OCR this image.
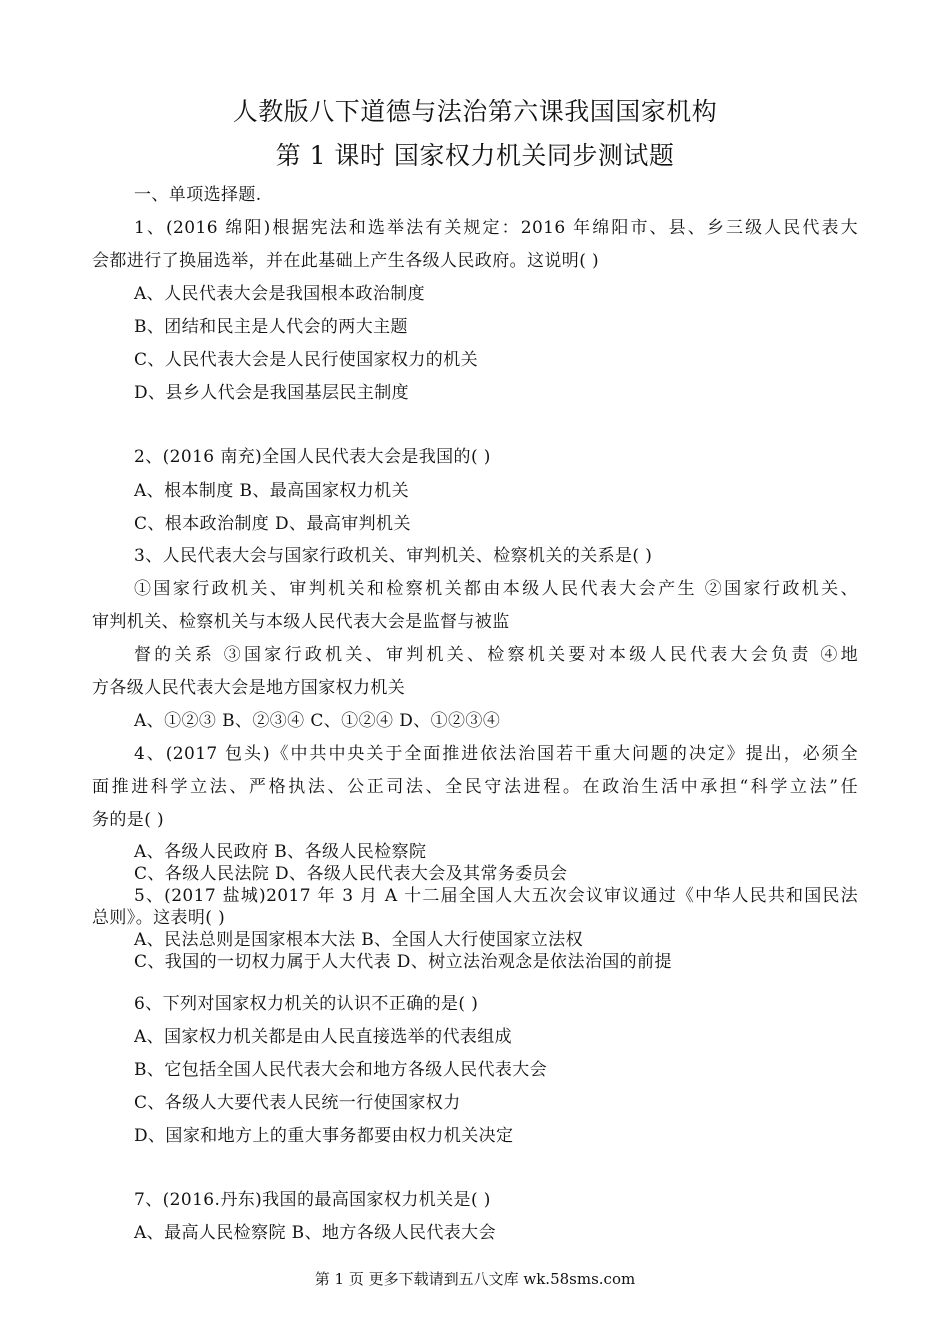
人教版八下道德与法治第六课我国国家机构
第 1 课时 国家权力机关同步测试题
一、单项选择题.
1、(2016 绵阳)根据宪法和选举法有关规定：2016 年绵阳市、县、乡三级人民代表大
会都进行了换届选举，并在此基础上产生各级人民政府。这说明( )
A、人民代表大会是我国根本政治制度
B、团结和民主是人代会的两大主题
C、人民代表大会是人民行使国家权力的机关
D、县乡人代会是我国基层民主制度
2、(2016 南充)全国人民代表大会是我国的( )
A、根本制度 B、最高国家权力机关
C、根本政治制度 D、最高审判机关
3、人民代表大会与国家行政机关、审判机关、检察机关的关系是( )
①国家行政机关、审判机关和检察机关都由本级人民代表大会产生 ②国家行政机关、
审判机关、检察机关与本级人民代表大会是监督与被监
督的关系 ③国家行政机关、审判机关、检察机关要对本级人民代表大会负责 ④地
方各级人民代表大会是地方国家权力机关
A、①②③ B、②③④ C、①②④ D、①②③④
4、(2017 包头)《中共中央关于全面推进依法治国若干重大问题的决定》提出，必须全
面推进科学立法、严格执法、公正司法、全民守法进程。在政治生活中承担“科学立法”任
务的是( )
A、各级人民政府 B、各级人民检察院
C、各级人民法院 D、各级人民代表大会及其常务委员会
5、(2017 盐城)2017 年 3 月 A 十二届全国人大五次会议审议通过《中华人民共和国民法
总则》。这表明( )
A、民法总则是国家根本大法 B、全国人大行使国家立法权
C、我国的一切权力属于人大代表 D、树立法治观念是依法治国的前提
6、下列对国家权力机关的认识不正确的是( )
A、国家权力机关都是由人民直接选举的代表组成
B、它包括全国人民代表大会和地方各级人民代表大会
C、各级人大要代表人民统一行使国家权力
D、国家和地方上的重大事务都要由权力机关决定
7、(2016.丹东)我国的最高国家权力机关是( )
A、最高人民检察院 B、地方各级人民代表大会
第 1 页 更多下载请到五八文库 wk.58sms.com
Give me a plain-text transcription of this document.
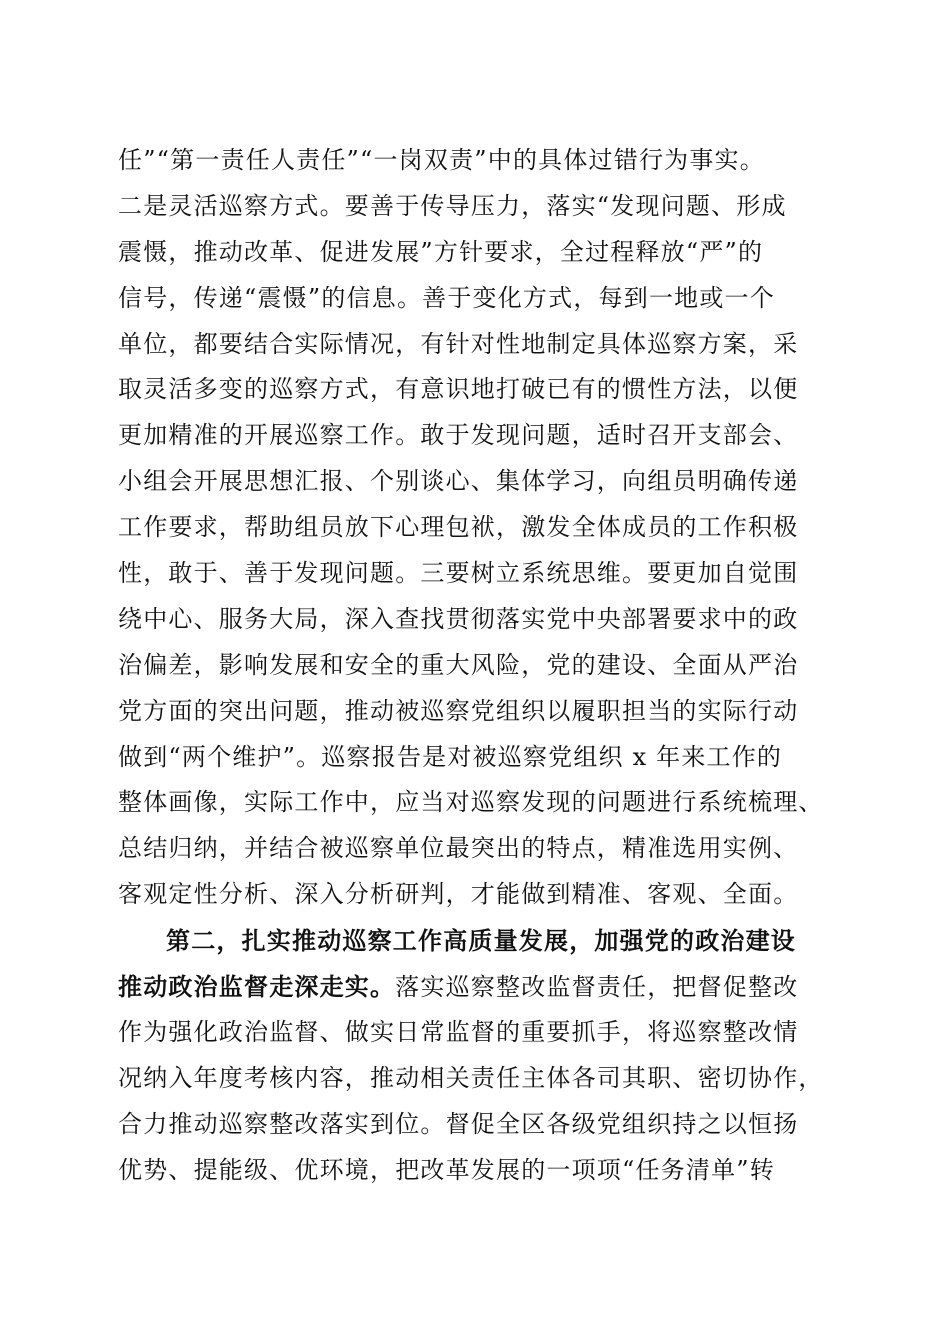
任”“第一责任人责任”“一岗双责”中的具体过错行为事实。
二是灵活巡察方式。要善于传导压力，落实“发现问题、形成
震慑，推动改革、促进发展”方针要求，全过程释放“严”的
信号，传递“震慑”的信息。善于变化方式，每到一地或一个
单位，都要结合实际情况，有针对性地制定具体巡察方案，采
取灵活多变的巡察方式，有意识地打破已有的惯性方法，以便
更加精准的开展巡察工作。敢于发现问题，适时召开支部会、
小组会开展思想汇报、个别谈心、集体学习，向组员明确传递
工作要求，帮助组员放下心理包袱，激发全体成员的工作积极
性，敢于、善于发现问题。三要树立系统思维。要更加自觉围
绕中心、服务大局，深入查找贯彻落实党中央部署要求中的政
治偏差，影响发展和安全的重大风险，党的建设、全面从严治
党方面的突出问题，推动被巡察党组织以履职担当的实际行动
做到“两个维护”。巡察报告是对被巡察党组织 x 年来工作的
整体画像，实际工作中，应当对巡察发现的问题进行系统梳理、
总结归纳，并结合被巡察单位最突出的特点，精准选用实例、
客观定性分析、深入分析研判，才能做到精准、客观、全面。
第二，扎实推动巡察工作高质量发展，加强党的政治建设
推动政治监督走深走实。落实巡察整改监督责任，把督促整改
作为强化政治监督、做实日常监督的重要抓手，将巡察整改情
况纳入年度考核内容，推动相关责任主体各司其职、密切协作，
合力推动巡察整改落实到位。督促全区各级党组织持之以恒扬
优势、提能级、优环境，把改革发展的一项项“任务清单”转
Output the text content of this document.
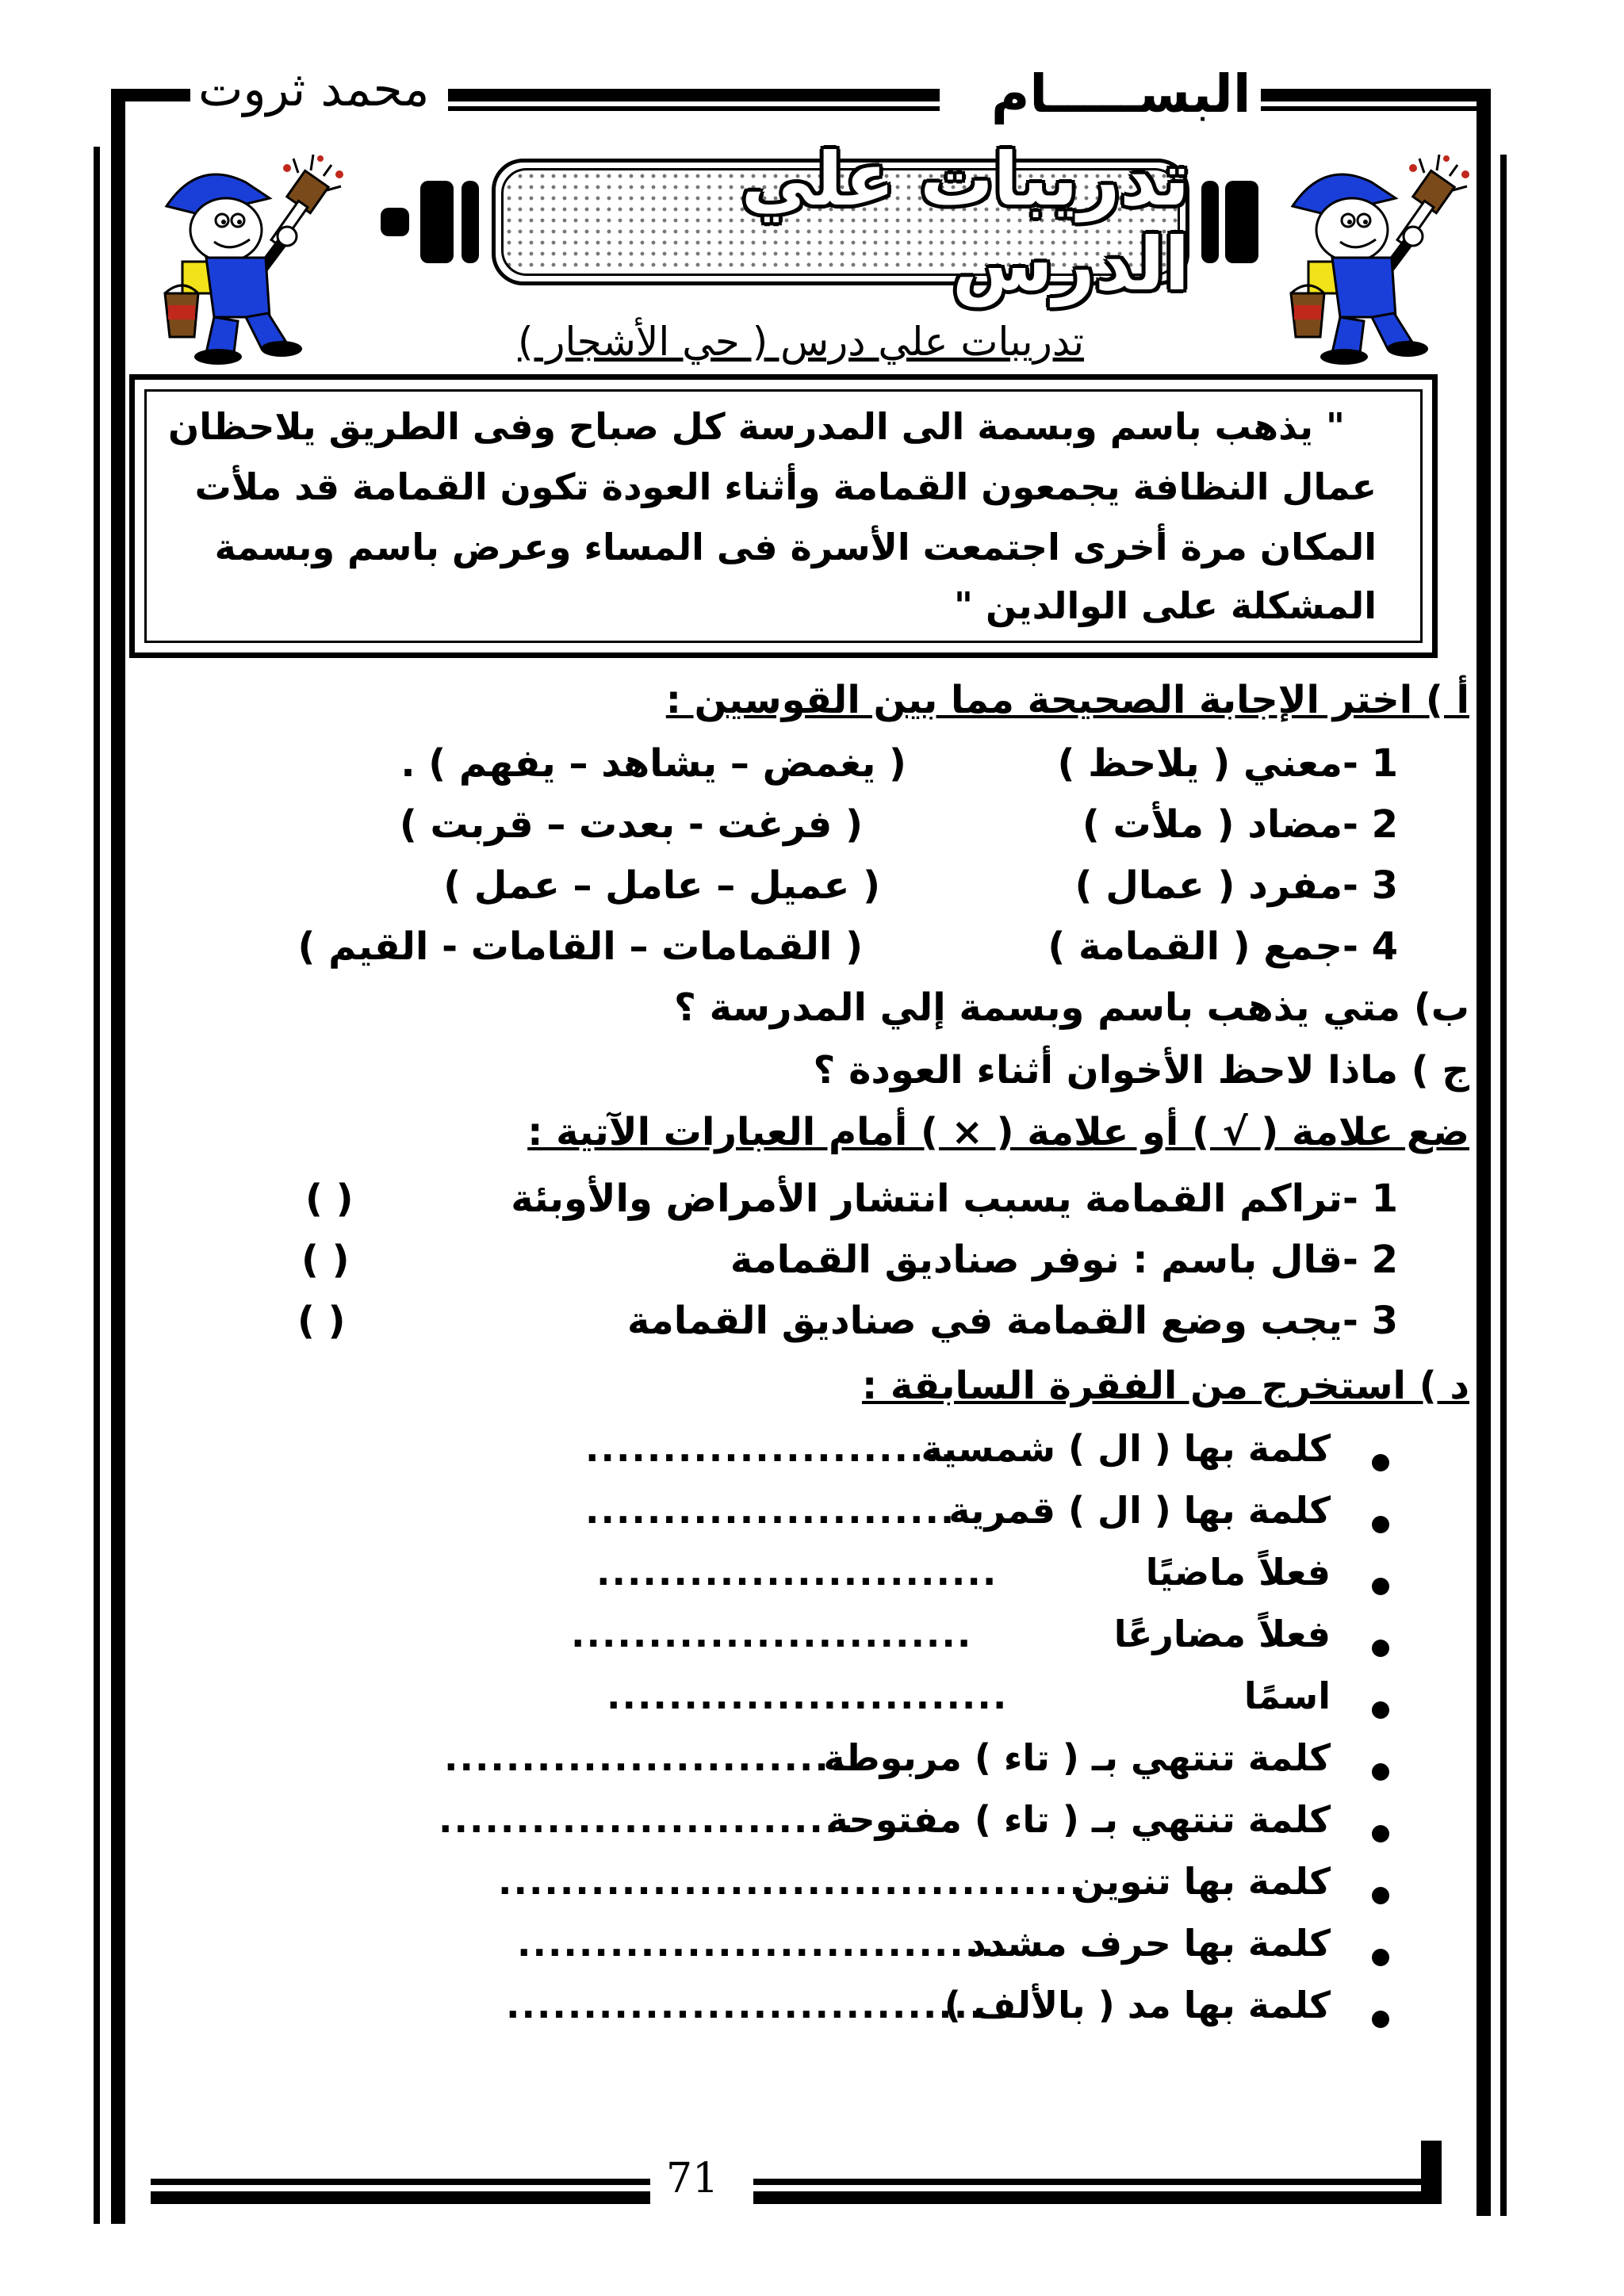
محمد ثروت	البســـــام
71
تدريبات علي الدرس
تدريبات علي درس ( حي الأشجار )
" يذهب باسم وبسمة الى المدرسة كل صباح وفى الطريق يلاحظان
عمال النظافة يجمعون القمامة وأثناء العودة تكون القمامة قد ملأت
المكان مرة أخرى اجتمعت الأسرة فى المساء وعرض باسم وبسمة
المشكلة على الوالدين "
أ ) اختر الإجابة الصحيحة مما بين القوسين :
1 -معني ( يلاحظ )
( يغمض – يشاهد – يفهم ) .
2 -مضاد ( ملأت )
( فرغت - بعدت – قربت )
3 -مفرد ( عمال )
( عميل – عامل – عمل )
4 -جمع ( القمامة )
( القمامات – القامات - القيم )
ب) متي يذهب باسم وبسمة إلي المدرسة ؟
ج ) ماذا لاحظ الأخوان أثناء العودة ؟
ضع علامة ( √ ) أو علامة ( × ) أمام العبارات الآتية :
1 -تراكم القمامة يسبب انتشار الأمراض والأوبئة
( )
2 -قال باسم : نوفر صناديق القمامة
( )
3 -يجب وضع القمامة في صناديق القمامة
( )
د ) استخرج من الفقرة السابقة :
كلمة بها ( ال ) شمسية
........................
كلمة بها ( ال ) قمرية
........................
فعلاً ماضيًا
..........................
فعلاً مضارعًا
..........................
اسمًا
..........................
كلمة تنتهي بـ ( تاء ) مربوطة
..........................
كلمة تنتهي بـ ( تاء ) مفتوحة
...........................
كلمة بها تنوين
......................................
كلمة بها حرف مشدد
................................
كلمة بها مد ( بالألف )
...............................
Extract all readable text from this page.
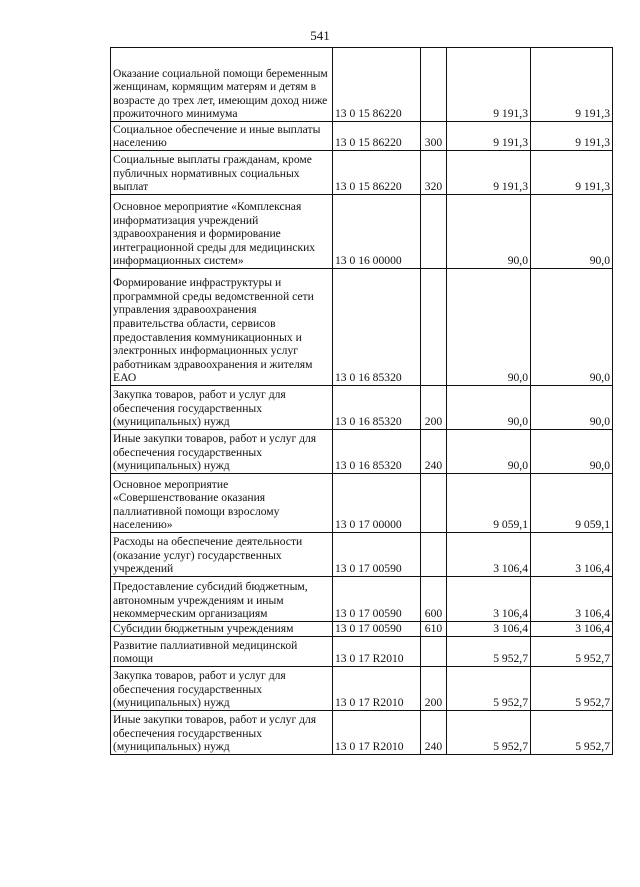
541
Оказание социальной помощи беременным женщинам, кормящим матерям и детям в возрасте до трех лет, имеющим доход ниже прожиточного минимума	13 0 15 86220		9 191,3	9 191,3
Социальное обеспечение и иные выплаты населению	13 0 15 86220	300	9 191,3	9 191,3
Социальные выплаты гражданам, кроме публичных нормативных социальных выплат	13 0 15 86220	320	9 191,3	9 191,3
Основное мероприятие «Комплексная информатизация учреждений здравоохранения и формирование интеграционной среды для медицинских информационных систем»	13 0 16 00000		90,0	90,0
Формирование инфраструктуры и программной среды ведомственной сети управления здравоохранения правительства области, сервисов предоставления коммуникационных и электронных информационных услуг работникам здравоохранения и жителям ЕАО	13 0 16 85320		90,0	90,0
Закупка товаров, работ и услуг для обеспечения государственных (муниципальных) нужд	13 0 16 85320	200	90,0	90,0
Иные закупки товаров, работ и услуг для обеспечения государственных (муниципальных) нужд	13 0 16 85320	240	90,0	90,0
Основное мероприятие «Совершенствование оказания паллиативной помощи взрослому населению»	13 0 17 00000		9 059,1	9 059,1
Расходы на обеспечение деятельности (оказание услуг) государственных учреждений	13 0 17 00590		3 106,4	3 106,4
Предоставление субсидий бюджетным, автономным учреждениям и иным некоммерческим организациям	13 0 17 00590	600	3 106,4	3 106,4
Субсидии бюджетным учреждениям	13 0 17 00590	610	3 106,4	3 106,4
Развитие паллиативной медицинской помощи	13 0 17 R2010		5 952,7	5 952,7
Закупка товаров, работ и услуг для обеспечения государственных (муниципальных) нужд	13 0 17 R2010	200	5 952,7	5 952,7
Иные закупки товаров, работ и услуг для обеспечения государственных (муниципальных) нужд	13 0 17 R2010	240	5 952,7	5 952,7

(What the exercise asks):
Only the number is wanted: how many lines in the preceding entries hold the string "العودة"?

(Written response):
2